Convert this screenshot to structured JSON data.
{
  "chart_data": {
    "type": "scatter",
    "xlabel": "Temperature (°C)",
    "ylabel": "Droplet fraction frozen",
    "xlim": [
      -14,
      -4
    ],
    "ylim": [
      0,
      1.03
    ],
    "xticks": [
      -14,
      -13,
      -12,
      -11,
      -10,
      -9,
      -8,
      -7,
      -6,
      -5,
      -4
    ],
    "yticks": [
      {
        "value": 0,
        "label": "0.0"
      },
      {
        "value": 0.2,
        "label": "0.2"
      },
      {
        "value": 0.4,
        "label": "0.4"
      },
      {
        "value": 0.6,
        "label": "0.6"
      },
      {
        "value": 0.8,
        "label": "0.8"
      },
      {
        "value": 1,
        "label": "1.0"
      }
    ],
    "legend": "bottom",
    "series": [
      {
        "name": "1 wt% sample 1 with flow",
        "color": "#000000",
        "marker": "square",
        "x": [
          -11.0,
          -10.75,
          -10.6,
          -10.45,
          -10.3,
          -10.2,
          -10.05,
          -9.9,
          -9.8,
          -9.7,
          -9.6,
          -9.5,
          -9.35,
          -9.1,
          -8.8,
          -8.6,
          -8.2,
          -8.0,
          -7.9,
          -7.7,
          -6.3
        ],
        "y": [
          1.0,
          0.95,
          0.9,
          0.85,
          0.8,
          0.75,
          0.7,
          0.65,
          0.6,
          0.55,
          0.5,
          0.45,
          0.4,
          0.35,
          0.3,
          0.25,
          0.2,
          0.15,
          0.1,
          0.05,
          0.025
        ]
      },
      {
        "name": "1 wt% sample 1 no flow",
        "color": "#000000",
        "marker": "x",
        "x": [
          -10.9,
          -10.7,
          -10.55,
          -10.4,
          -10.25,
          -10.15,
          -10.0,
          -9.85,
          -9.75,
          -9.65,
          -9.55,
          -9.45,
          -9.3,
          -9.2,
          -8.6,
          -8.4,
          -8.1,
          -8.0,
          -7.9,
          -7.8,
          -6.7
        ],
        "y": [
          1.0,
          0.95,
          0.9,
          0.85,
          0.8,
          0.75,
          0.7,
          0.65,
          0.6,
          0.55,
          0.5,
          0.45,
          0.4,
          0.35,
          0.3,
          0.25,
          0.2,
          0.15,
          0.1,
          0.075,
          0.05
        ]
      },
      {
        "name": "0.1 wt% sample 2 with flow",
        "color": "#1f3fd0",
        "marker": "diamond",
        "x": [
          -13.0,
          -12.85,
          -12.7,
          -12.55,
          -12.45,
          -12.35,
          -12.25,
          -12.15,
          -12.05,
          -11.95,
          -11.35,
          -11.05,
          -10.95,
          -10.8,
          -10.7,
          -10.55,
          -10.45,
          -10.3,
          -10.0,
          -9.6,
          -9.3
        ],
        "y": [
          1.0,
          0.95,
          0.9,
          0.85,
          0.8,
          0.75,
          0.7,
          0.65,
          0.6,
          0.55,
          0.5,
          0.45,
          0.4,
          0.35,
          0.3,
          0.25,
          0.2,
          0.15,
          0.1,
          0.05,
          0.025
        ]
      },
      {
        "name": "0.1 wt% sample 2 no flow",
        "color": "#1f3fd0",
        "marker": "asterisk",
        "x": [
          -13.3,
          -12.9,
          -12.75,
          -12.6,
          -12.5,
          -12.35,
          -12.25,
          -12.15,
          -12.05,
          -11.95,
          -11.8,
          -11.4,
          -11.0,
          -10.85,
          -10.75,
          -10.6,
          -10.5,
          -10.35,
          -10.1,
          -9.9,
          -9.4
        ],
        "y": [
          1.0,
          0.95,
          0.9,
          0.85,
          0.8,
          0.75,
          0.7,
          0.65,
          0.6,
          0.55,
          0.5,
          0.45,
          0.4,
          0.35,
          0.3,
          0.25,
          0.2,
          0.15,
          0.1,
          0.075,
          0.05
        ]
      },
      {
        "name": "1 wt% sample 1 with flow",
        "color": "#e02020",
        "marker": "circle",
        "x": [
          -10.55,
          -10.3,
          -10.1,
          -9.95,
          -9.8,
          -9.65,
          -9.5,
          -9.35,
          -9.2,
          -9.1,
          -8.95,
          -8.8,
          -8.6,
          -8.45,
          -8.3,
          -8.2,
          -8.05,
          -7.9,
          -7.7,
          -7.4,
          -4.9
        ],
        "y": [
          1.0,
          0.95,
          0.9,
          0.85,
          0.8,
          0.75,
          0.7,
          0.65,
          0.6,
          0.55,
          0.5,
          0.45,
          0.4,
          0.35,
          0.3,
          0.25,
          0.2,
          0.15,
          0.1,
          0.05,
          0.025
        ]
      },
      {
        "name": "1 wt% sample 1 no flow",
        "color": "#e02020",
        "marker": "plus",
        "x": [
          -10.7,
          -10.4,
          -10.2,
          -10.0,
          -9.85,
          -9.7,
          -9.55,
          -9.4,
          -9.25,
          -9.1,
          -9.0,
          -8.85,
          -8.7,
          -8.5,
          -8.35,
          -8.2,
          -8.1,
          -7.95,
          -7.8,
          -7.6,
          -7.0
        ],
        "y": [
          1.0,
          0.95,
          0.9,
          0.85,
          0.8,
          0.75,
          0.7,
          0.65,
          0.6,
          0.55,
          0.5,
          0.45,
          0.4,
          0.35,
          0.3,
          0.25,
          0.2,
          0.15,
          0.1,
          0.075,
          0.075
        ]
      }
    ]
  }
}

=======

### WHAT IS BEING ASKED
Print every record above exactly as written.

### EXERCISE RESULT
Convert this screenshot to structured JSON data.
{
  "chart_data": {
    "type": "scatter",
    "xlabel": "Temperature (°C)",
    "ylabel": "Droplet fraction frozen",
    "xlim": [
      -14,
      -4
    ],
    "ylim": [
      0,
      1.03
    ],
    "xticks": [
      -14,
      -13,
      -12,
      -11,
      -10,
      -9,
      -8,
      -7,
      -6,
      -5,
      -4
    ],
    "yticks": [
      {
        "value": 0,
        "label": "0.0"
      },
      {
        "value": 0.2,
        "label": "0.2"
      },
      {
        "value": 0.4,
        "label": "0.4"
      },
      {
        "value": 0.6,
        "label": "0.6"
      },
      {
        "value": 0.8,
        "label": "0.8"
      },
      {
        "value": 1,
        "label": "1.0"
      }
    ],
    "legend": "bottom",
    "series": [
      {
        "name": "1 wt% sample 1 with flow",
        "color": "#000000",
        "marker": "square",
        "x": [
          -11.0,
          -10.75,
          -10.6,
          -10.45,
          -10.3,
          -10.2,
          -10.05,
          -9.9,
          -9.8,
          -9.7,
          -9.6,
          -9.5,
          -9.35,
          -9.1,
          -8.8,
          -8.6,
          -8.2,
          -8.0,
          -7.9,
          -7.7,
          -6.3
        ],
        "y": [
          1.0,
          0.95,
          0.9,
          0.85,
          0.8,
          0.75,
          0.7,
          0.65,
          0.6,
          0.55,
          0.5,
          0.45,
          0.4,
          0.35,
          0.3,
          0.25,
          0.2,
          0.15,
          0.1,
          0.05,
          0.025
        ]
      },
      {
        "name": "1 wt% sample 1 no flow",
        "color": "#000000",
        "marker": "x",
        "x": [
          -10.9,
          -10.7,
          -10.55,
          -10.4,
          -10.25,
          -10.15,
          -10.0,
          -9.85,
          -9.75,
          -9.65,
          -9.55,
          -9.45,
          -9.3,
          -9.2,
          -8.6,
          -8.4,
          -8.1,
          -8.0,
          -7.9,
          -7.8,
          -6.7
        ],
        "y": [
          1.0,
          0.95,
          0.9,
          0.85,
          0.8,
          0.75,
          0.7,
          0.65,
          0.6,
          0.55,
          0.5,
          0.45,
          0.4,
          0.35,
          0.3,
          0.25,
          0.2,
          0.15,
          0.1,
          0.075,
          0.05
        ]
      },
      {
        "name": "0.1 wt% sample 2 with flow",
        "color": "#1f3fd0",
        "marker": "diamond",
        "x": [
          -13.0,
          -12.85,
          -12.7,
          -12.55,
          -12.45,
          -12.35,
          -12.25,
          -12.15,
          -12.05,
          -11.95,
          -11.35,
          -11.05,
          -10.95,
          -10.8,
          -10.7,
          -10.55,
          -10.45,
          -10.3,
          -10.0,
          -9.6,
          -9.3
        ],
        "y": [
          1.0,
          0.95,
          0.9,
          0.85,
          0.8,
          0.75,
          0.7,
          0.65,
          0.6,
          0.55,
          0.5,
          0.45,
          0.4,
          0.35,
          0.3,
          0.25,
          0.2,
          0.15,
          0.1,
          0.05,
          0.025
        ]
      },
      {
        "name": "0.1 wt% sample 2 no flow",
        "color": "#1f3fd0",
        "marker": "asterisk",
        "x": [
          -13.3,
          -12.9,
          -12.75,
          -12.6,
          -12.5,
          -12.35,
          -12.25,
          -12.15,
          -12.05,
          -11.95,
          -11.8,
          -11.4,
          -11.0,
          -10.85,
          -10.75,
          -10.6,
          -10.5,
          -10.35,
          -10.1,
          -9.9,
          -9.4
        ],
        "y": [
          1.0,
          0.95,
          0.9,
          0.85,
          0.8,
          0.75,
          0.7,
          0.65,
          0.6,
          0.55,
          0.5,
          0.45,
          0.4,
          0.35,
          0.3,
          0.25,
          0.2,
          0.15,
          0.1,
          0.075,
          0.05
        ]
      },
      {
        "name": "1 wt% sample 1 with flow",
        "color": "#e02020",
        "marker": "circle",
        "x": [
          -10.55,
          -10.3,
          -10.1,
          -9.95,
          -9.8,
          -9.65,
          -9.5,
          -9.35,
          -9.2,
          -9.1,
          -8.95,
          -8.8,
          -8.6,
          -8.45,
          -8.3,
          -8.2,
          -8.05,
          -7.9,
          -7.7,
          -7.4,
          -4.9
        ],
        "y": [
          1.0,
          0.95,
          0.9,
          0.85,
          0.8,
          0.75,
          0.7,
          0.65,
          0.6,
          0.55,
          0.5,
          0.45,
          0.4,
          0.35,
          0.3,
          0.25,
          0.2,
          0.15,
          0.1,
          0.05,
          0.025
        ]
      },
      {
        "name": "1 wt% sample 1 no flow",
        "color": "#e02020",
        "marker": "plus",
        "x": [
          -10.7,
          -10.4,
          -10.2,
          -10.0,
          -9.85,
          -9.7,
          -9.55,
          -9.4,
          -9.25,
          -9.1,
          -9.0,
          -8.85,
          -8.7,
          -8.5,
          -8.35,
          -8.2,
          -8.1,
          -7.95,
          -7.8,
          -7.6,
          -7.0
        ],
        "y": [
          1.0,
          0.95,
          0.9,
          0.85,
          0.8,
          0.75,
          0.7,
          0.65,
          0.6,
          0.55,
          0.5,
          0.45,
          0.4,
          0.35,
          0.3,
          0.25,
          0.2,
          0.15,
          0.1,
          0.075,
          0.075
        ]
      }
    ]
  }
}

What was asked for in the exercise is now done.